** start Raw data **

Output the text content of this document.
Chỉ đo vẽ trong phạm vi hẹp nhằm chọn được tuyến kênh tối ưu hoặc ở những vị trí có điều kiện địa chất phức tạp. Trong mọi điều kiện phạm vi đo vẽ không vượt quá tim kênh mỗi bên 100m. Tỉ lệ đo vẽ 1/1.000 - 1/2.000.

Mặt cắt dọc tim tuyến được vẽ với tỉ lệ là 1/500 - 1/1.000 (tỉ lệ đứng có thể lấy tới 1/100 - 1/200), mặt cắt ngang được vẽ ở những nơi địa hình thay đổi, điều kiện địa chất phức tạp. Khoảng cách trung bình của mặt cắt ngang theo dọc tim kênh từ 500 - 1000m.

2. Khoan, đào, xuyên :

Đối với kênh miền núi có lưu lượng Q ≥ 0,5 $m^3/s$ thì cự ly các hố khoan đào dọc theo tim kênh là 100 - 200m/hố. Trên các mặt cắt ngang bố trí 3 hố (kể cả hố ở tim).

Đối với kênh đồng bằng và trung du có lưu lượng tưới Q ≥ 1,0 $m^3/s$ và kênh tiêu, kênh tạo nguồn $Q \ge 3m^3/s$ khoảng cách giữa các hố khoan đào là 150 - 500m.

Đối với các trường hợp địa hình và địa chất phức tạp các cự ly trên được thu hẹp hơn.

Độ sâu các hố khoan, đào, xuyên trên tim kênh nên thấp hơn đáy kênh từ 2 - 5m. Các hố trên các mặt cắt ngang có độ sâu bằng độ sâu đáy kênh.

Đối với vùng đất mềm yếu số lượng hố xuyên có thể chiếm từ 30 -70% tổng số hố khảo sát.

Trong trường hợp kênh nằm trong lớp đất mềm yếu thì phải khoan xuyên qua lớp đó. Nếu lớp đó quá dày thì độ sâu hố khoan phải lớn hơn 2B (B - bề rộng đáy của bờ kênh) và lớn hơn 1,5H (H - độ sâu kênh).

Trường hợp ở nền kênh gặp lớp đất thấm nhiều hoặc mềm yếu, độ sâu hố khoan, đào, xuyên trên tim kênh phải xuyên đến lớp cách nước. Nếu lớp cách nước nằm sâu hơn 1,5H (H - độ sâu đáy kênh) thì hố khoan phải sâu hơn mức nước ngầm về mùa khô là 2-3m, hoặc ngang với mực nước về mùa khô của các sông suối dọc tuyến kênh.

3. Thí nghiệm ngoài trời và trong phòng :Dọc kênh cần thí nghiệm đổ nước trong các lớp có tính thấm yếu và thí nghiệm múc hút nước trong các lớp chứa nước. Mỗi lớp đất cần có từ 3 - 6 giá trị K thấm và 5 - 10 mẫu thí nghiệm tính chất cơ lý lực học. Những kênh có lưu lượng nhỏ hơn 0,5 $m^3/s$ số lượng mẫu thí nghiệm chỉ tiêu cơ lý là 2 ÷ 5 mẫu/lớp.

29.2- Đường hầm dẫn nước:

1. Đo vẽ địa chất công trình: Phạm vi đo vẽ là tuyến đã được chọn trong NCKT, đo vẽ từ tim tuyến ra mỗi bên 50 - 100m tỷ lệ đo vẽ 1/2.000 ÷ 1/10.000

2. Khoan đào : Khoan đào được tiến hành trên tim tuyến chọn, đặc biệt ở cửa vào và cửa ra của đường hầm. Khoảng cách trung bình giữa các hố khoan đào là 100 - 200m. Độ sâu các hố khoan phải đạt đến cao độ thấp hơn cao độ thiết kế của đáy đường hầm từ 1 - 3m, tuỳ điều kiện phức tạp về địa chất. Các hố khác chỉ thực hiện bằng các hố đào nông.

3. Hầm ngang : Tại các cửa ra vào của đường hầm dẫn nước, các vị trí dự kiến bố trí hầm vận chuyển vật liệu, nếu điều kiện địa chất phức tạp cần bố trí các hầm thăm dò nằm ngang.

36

** end Raw data **

◆ Work to complete ◆
Write all of the records out again exactly.

◆ Response to the task ◆
Output the text content of this document.
Chỉ đo vẽ trong phạm vi hẹp nhằm chọn được tuyến kênh tối ưu hoặc ở những vị trí có điều kiện địa chất phức tạp. Trong mọi điều kiện phạm vi đo vẽ không vượt quá tim kênh mỗi bên 100m. Tỉ lệ đo vẽ 1/1.000 - 1/2.000.

Mặt cắt dọc tim tuyến được vẽ với tỉ lệ là 1/500 - 1/1.000 (tỉ lệ đứng có thể lấy tới 1/100 - 1/200), mặt cắt ngang được vẽ ở những nơi địa hình thay đổi, điều kiện địa chất phức tạp. Khoảng cách trung bình của mặt cắt ngang theo dọc tim kênh từ 500 - 1000m.

2. Khoan, đào, xuyên :

Đối với kênh miền núi có lưu lượng Q ≥ 0,5 $m^3/s$ thì cự ly các hố khoan đào dọc theo tim kênh là 100 - 200m/hố. Trên các mặt cắt ngang bố trí 3 hố (kể cả hố ở tim).

Đối với kênh đồng bằng và trung du có lưu lượng tưới Q ≥ 1,0 $m^3/s$ và kênh tiêu, kênh tạo nguồn $Q \ge 3m^3/s$ khoảng cách giữa các hố khoan đào là 150 - 500m.

Đối với các trường hợp địa hình và địa chất phức tạp các cự ly trên được thu hẹp hơn.

Độ sâu các hố khoan, đào, xuyên trên tim kênh nên thấp hơn đáy kênh từ 2 - 5m. Các hố trên các mặt cắt ngang có độ sâu bằng độ sâu đáy kênh.

Đối với vùng đất mềm yếu số lượng hố xuyên có thể chiếm từ 30 -70% tổng số hố khảo sát.

Trong trường hợp kênh nằm trong lớp đất mềm yếu thì phải khoan xuyên qua lớp đó. Nếu lớp đó quá dày thì độ sâu hố khoan phải lớn hơn 2B (B - bề rộng đáy của bờ kênh) và lớn hơn 1,5H (H - độ sâu kênh).

Trường hợp ở nền kênh gặp lớp đất thấm nhiều hoặc mềm yếu, độ sâu hố khoan, đào, xuyên trên tim kênh phải xuyên đến lớp cách nước. Nếu lớp cách nước nằm sâu hơn 1,5H (H - độ sâu đáy kênh) thì hố khoan phải sâu hơn mức nước ngầm về mùa khô là 2-3m, hoặc ngang với mực nước về mùa khô của các sông suối dọc tuyến kênh.

3. Thí nghiệm ngoài trời và trong phòng :Dọc kênh cần thí nghiệm đổ nước trong các lớp có tính thấm yếu và thí nghiệm múc hút nước trong các lớp chứa nước. Mỗi lớp đất cần có từ 3 - 6 giá trị K thấm và 5 - 10 mẫu thí nghiệm tính chất cơ lý lực học. Những kênh có lưu lượng nhỏ hơn 0,5 $m^3/s$ số lượng mẫu thí nghiệm chỉ tiêu cơ lý là 2 ÷ 5 mẫu/lớp.

29.2- Đường hầm dẫn nước:

1. Đo vẽ địa chất công trình: Phạm vi đo vẽ là tuyến đã được chọn trong NCKT, đo vẽ từ tim tuyến ra mỗi bên 50 - 100m tỷ lệ đo vẽ 1/2.000 ÷ 1/10.000

2. Khoan đào : Khoan đào được tiến hành trên tim tuyến chọn, đặc biệt ở cửa vào và cửa ra của đường hầm. Khoảng cách trung bình giữa các hố khoan đào là 100 - 200m. Độ sâu các hố khoan phải đạt đến cao độ thấp hơn cao độ thiết kế của đáy đường hầm từ 1 - 3m, tuỳ điều kiện phức tạp về địa chất. Các hố khác chỉ thực hiện bằng các hố đào nông.

3. Hầm ngang : Tại các cửa ra vào của đường hầm dẫn nước, các vị trí dự kiến bố trí hầm vận chuyển vật liệu, nếu điều kiện địa chất phức tạp cần bố trí các hầm thăm dò nằm ngang.

36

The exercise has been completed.